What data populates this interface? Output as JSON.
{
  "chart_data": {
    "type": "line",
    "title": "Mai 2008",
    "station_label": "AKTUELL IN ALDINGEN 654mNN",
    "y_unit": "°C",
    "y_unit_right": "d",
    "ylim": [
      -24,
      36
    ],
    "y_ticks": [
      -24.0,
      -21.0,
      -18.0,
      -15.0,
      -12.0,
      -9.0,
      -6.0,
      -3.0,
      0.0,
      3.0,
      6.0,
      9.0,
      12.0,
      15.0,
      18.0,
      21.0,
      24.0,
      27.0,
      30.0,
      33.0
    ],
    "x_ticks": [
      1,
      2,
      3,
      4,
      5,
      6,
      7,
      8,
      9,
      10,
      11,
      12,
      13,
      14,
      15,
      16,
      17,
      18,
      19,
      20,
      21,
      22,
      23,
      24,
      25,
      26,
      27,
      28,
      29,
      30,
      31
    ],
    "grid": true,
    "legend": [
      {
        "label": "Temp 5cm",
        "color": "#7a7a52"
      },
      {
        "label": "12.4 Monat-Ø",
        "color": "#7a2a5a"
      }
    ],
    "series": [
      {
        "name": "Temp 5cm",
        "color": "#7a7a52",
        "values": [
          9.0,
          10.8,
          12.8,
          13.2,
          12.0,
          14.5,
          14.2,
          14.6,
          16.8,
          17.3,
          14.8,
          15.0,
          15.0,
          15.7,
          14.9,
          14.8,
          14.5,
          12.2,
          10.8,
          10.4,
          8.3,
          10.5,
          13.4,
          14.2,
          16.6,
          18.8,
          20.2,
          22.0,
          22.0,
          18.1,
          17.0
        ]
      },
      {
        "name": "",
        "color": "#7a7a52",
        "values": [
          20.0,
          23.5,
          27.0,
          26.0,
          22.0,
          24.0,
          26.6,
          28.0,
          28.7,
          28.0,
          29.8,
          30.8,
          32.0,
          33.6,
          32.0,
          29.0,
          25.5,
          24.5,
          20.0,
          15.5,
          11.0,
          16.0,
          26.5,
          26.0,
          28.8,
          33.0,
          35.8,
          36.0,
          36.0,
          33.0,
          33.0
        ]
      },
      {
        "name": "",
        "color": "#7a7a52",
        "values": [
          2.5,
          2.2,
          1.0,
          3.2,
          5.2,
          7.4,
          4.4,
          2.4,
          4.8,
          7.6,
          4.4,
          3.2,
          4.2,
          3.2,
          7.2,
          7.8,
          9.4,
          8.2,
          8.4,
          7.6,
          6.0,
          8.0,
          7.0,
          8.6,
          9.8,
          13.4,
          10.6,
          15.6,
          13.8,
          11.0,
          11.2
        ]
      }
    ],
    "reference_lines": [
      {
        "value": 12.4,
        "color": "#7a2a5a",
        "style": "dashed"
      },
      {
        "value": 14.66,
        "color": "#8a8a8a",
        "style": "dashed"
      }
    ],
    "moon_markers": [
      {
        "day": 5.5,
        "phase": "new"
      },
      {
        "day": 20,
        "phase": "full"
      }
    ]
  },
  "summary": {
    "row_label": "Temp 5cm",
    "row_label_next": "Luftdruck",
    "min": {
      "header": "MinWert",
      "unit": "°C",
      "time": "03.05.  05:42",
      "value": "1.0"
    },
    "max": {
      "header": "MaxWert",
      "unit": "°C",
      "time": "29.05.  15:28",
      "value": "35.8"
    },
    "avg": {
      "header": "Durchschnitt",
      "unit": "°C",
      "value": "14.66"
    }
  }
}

GIVEN PROBLEM: Report all lines of the data that include the word "header".

SOLUTION:
      "header": "MinWert",
      "header": "MaxWert",
      "header": "Durchschnitt",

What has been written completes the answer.